─── SOURCE MATERIAL ───

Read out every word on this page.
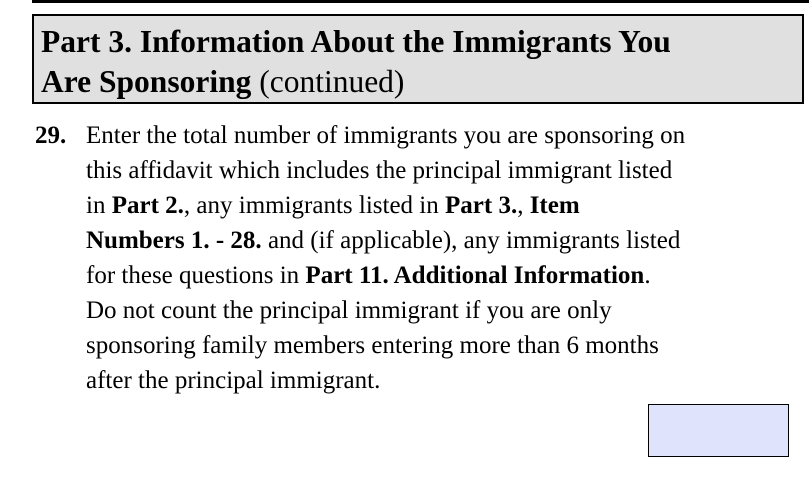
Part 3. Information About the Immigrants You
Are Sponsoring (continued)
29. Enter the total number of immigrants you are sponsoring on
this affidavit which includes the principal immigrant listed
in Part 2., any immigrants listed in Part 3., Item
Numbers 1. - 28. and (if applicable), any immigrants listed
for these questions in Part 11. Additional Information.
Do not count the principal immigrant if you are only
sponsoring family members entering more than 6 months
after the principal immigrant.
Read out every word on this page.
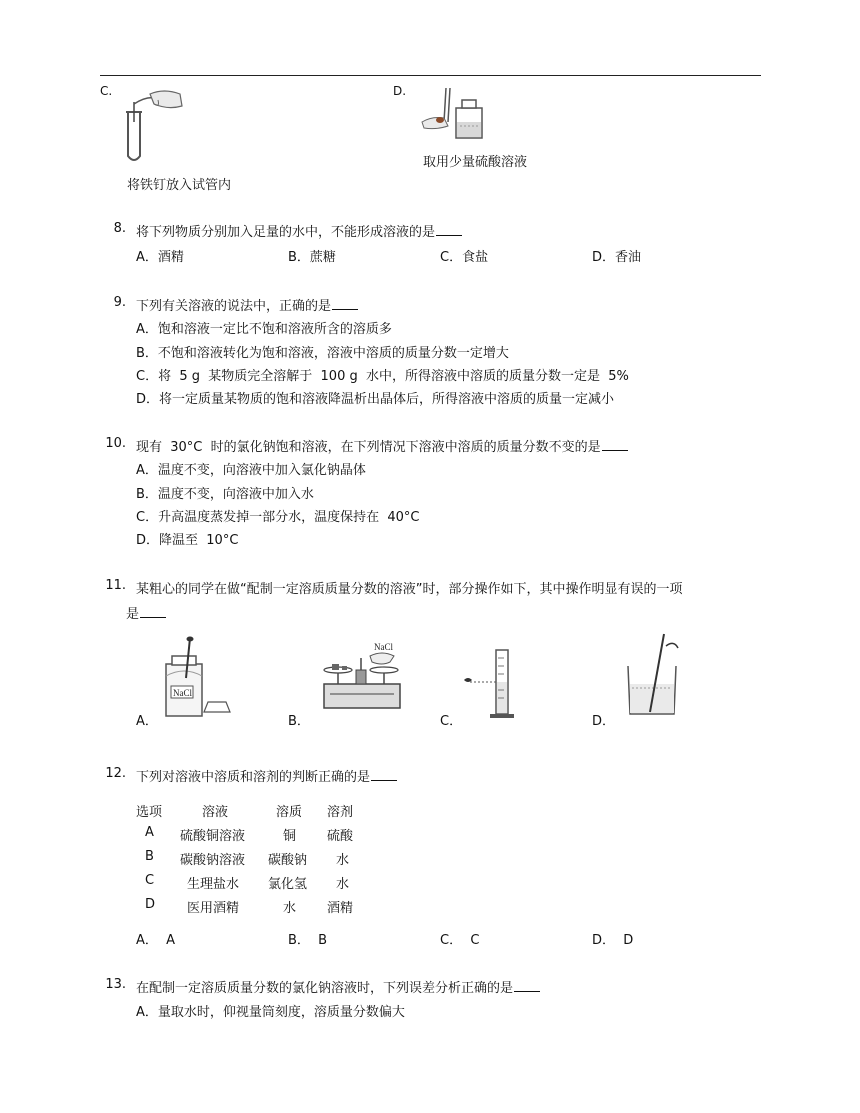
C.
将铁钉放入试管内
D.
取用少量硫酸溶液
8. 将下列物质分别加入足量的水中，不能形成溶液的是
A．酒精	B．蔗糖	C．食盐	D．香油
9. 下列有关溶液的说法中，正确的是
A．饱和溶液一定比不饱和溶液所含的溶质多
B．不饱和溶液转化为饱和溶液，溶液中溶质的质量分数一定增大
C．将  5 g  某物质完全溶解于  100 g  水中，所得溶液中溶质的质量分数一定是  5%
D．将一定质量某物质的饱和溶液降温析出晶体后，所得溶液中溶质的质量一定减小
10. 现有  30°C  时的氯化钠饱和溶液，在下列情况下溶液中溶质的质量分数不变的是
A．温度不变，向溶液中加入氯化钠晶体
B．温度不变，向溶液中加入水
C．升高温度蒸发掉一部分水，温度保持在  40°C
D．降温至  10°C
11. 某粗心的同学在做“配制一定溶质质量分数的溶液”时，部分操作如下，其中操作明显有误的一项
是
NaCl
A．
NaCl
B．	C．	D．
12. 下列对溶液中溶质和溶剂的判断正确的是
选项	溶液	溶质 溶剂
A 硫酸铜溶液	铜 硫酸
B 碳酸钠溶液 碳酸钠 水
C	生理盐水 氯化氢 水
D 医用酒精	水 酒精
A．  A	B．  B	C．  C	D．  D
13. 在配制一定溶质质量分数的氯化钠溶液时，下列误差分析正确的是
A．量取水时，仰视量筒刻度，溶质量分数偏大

───

Repeat the data above exactly, but not the pictures.

-- ANSWER TO THE TASK --
Read out every word on this page.
Part 3. Information About the Immigrants You
Are Sponsoring (continued)
29. Enter the total number of immigrants you are sponsoring on
this affidavit which includes the principal immigrant listed
in Part 2., any immigrants listed in Part 3., Item
Numbers 1. - 28. and (if applicable), any immigrants listed
for these questions in Part 11. Additional Information.
Do not count the principal immigrant if you are only
sponsoring family members entering more than 6 months
after the principal immigrant.
Read out every word on this page.
C.
将铁钉放入试管内
D.
取用少量硫酸溶液
8. 将下列物质分别加入足量的水中，不能形成溶液的是
A．酒精	B．蔗糖	C．食盐	D．香油
9. 下列有关溶液的说法中，正确的是
A．饱和溶液一定比不饱和溶液所含的溶质多
B．不饱和溶液转化为饱和溶液，溶液中溶质的质量分数一定增大
C．将  5 g  某物质完全溶解于  100 g  水中，所得溶液中溶质的质量分数一定是  5%
D．将一定质量某物质的饱和溶液降温析出晶体后，所得溶液中溶质的质量一定减小
10. 现有  30°C  时的氯化钠饱和溶液，在下列情况下溶液中溶质的质量分数不变的是
A．温度不变，向溶液中加入氯化钠晶体
B．温度不变，向溶液中加入水
C．升高温度蒸发掉一部分水，温度保持在  40°C
D．降温至  10°C
11. 某粗心的同学在做“配制一定溶质质量分数的溶液”时，部分操作如下，其中操作明显有误的一项
是
NaCl
A．
NaCl
B．	C．	D．
12. 下列对溶液中溶质和溶剂的判断正确的是
选项	溶液	溶质 溶剂
A 硫酸铜溶液	铜 硫酸
B 碳酸钠溶液 碳酸钠 水
C	生理盐水 氯化氢 水
D 医用酒精	水 酒精
A．  A	B．  B	C．  C	D．  D
13. 在配制一定溶质质量分数的氯化钠溶液时，下列误差分析正确的是
A．量取水时，仰视量筒刻度，溶质量分数偏大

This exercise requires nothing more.